» **What needs to be done**
Write out each line exactly as given. Leave the pictures out of your copy.

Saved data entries
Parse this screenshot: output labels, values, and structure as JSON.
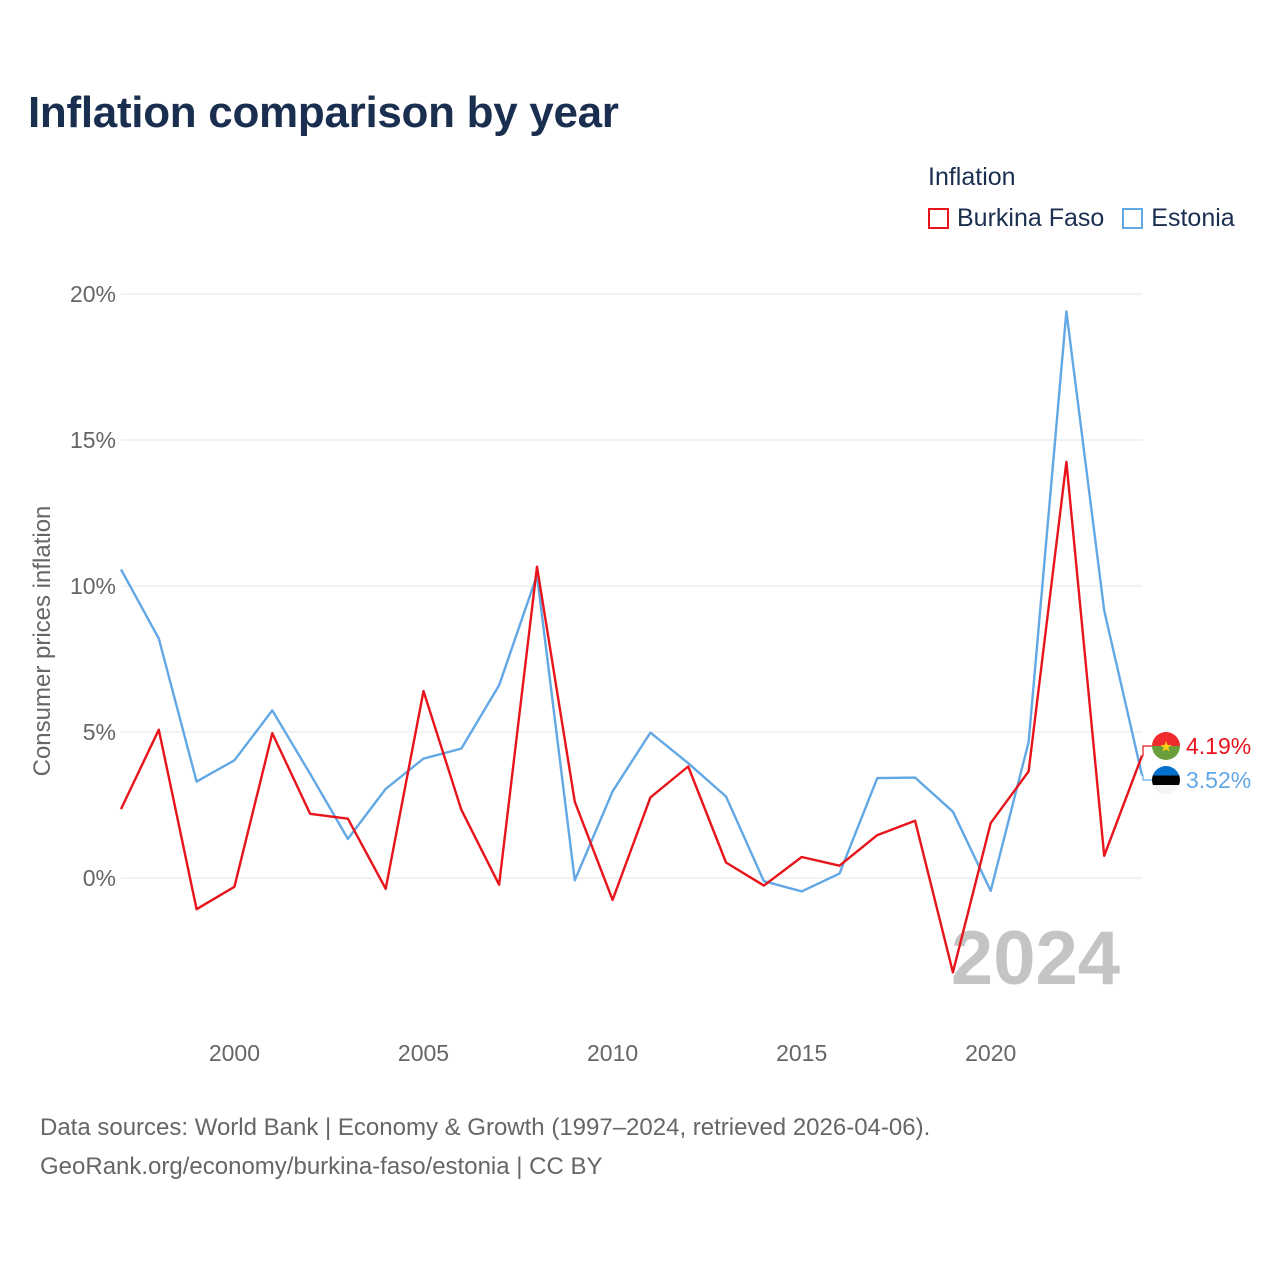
{
  "title": "Inflation comparison by year",
  "legend": {
    "title": "Inflation",
    "items": [
      {
        "label": "Burkina Faso",
        "color": "#e8141b"
      },
      {
        "label": "Estonia",
        "color": "#62a8e5"
      }
    ]
  },
  "year_watermark": "2024",
  "source": {
    "line1": "Data sources: World Bank | Economy & Growth (1997–2024, retrieved 2026-04-06).",
    "line2": "GeoRank.org/economy/burkina-faso/estonia | CC BY"
  },
  "chart_data": {
    "type": "line",
    "title": "Inflation comparison by year",
    "ylabel": "Consumer prices inflation",
    "xlabel": "",
    "x": [
      1997,
      1998,
      1999,
      2000,
      2001,
      2002,
      2003,
      2004,
      2005,
      2006,
      2007,
      2008,
      2009,
      2010,
      2011,
      2012,
      2013,
      2014,
      2015,
      2016,
      2017,
      2018,
      2019,
      2020,
      2021,
      2022,
      2023,
      2024
    ],
    "xlim": [
      1997,
      2024
    ],
    "ylim": [
      -4.5,
      20
    ],
    "x_ticks": [
      2000,
      2005,
      2010,
      2015,
      2020
    ],
    "x_tick_labels": [
      "2000",
      "2005",
      "2010",
      "2015",
      "2020"
    ],
    "y_ticks": [
      0,
      5,
      10,
      15,
      20
    ],
    "y_tick_labels": [
      "0%",
      "5%",
      "10%",
      "15%",
      "20%"
    ],
    "grid": true,
    "series": [
      {
        "name": "Burkina Faso",
        "color": "#e8141b",
        "values": [
          2.36,
          5.08,
          -1.07,
          -0.3,
          4.96,
          2.2,
          2.03,
          -0.37,
          6.4,
          2.34,
          -0.23,
          10.66,
          2.61,
          -0.75,
          2.76,
          3.82,
          0.53,
          -0.26,
          0.72,
          0.42,
          1.47,
          1.96,
          -3.23,
          1.88,
          3.65,
          14.25,
          0.76,
          4.19
        ],
        "end_label": "4.19%"
      },
      {
        "name": "Estonia",
        "color": "#62a8e5",
        "values": [
          10.57,
          8.2,
          3.3,
          4.03,
          5.74,
          3.57,
          1.34,
          3.05,
          4.09,
          4.43,
          6.6,
          10.37,
          -0.08,
          2.97,
          4.98,
          3.93,
          2.79,
          -0.11,
          -0.46,
          0.15,
          3.42,
          3.44,
          2.27,
          -0.44,
          4.65,
          19.4,
          9.16,
          3.52
        ],
        "end_label": "3.52%"
      }
    ]
  }
}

» **Finished task**
Parse this screenshot: output labels, values, and structure as JSON.
{
  "title": "Inflation comparison by year",
  "legend": {
    "title": "Inflation",
    "items": [
      {
        "label": "Burkina Faso",
        "color": "#e8141b"
      },
      {
        "label": "Estonia",
        "color": "#62a8e5"
      }
    ]
  },
  "year_watermark": "2024",
  "source": {
    "line1": "Data sources: World Bank | Economy & Growth (1997–2024, retrieved 2026-04-06).",
    "line2": "GeoRank.org/economy/burkina-faso/estonia | CC BY"
  },
  "chart_data": {
    "type": "line",
    "title": "Inflation comparison by year",
    "ylabel": "Consumer prices inflation",
    "xlabel": "",
    "x": [
      1997,
      1998,
      1999,
      2000,
      2001,
      2002,
      2003,
      2004,
      2005,
      2006,
      2007,
      2008,
      2009,
      2010,
      2011,
      2012,
      2013,
      2014,
      2015,
      2016,
      2017,
      2018,
      2019,
      2020,
      2021,
      2022,
      2023,
      2024
    ],
    "xlim": [
      1997,
      2024
    ],
    "ylim": [
      -4.5,
      20
    ],
    "x_ticks": [
      2000,
      2005,
      2010,
      2015,
      2020
    ],
    "x_tick_labels": [
      "2000",
      "2005",
      "2010",
      "2015",
      "2020"
    ],
    "y_ticks": [
      0,
      5,
      10,
      15,
      20
    ],
    "y_tick_labels": [
      "0%",
      "5%",
      "10%",
      "15%",
      "20%"
    ],
    "grid": true,
    "series": [
      {
        "name": "Burkina Faso",
        "color": "#e8141b",
        "values": [
          2.36,
          5.08,
          -1.07,
          -0.3,
          4.96,
          2.2,
          2.03,
          -0.37,
          6.4,
          2.34,
          -0.23,
          10.66,
          2.61,
          -0.75,
          2.76,
          3.82,
          0.53,
          -0.26,
          0.72,
          0.42,
          1.47,
          1.96,
          -3.23,
          1.88,
          3.65,
          14.25,
          0.76,
          4.19
        ],
        "end_label": "4.19%"
      },
      {
        "name": "Estonia",
        "color": "#62a8e5",
        "values": [
          10.57,
          8.2,
          3.3,
          4.03,
          5.74,
          3.57,
          1.34,
          3.05,
          4.09,
          4.43,
          6.6,
          10.37,
          -0.08,
          2.97,
          4.98,
          3.93,
          2.79,
          -0.11,
          -0.46,
          0.15,
          3.42,
          3.44,
          2.27,
          -0.44,
          4.65,
          19.4,
          9.16,
          3.52
        ],
        "end_label": "3.52%"
      }
    ]
  }
}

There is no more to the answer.